------ Records to use ------

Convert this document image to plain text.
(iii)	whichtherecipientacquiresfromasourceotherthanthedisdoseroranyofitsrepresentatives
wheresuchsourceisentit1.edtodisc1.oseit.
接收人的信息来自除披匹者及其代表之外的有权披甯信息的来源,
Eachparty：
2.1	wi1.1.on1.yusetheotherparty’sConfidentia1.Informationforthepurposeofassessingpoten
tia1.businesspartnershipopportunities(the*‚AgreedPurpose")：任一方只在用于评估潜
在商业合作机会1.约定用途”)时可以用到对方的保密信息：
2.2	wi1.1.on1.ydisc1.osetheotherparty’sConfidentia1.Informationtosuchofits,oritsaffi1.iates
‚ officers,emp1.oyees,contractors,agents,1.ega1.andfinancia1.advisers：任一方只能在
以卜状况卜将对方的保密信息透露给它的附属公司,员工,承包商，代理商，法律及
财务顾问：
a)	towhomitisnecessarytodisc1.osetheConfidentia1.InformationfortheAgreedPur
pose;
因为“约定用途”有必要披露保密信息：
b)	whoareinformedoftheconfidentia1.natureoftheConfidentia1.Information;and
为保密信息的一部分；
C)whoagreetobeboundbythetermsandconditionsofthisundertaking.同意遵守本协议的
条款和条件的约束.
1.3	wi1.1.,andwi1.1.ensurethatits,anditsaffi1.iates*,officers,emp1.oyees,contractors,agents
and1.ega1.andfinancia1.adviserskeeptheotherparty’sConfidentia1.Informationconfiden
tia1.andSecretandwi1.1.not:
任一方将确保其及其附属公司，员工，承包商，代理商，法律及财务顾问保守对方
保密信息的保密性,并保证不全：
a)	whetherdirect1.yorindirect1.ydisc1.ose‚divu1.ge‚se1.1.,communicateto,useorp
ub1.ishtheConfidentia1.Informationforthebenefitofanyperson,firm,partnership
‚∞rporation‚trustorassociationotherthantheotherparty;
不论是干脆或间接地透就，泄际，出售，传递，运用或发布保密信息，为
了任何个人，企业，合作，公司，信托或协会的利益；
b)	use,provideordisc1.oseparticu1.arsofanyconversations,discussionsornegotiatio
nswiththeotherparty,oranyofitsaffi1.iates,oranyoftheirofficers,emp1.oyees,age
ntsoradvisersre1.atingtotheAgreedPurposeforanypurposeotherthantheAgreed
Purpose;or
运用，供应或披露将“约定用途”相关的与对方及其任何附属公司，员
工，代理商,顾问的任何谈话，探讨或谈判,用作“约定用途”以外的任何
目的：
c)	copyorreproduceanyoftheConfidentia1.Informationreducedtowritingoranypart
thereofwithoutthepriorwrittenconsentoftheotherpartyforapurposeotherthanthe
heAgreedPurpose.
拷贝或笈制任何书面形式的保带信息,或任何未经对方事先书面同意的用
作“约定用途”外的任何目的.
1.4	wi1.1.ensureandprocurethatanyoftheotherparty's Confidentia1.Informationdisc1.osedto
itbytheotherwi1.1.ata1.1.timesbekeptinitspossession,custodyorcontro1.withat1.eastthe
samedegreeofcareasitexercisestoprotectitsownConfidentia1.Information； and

------

### Exercise brief
Each line above that includes "oyees" should be shown.

### Full response
‚ officers,emp1.oyees,contractors,agents,1.ega1.andfinancia1.advisers：任一方只能在
1.3	wi1.1.,andwi1.1.ensurethatits,anditsaffi1.iates*,officers,emp1.oyees,contractors,agents
nswiththeotherparty,oranyofitsaffi1.iates,oranyoftheirofficers,emp1.oyees,age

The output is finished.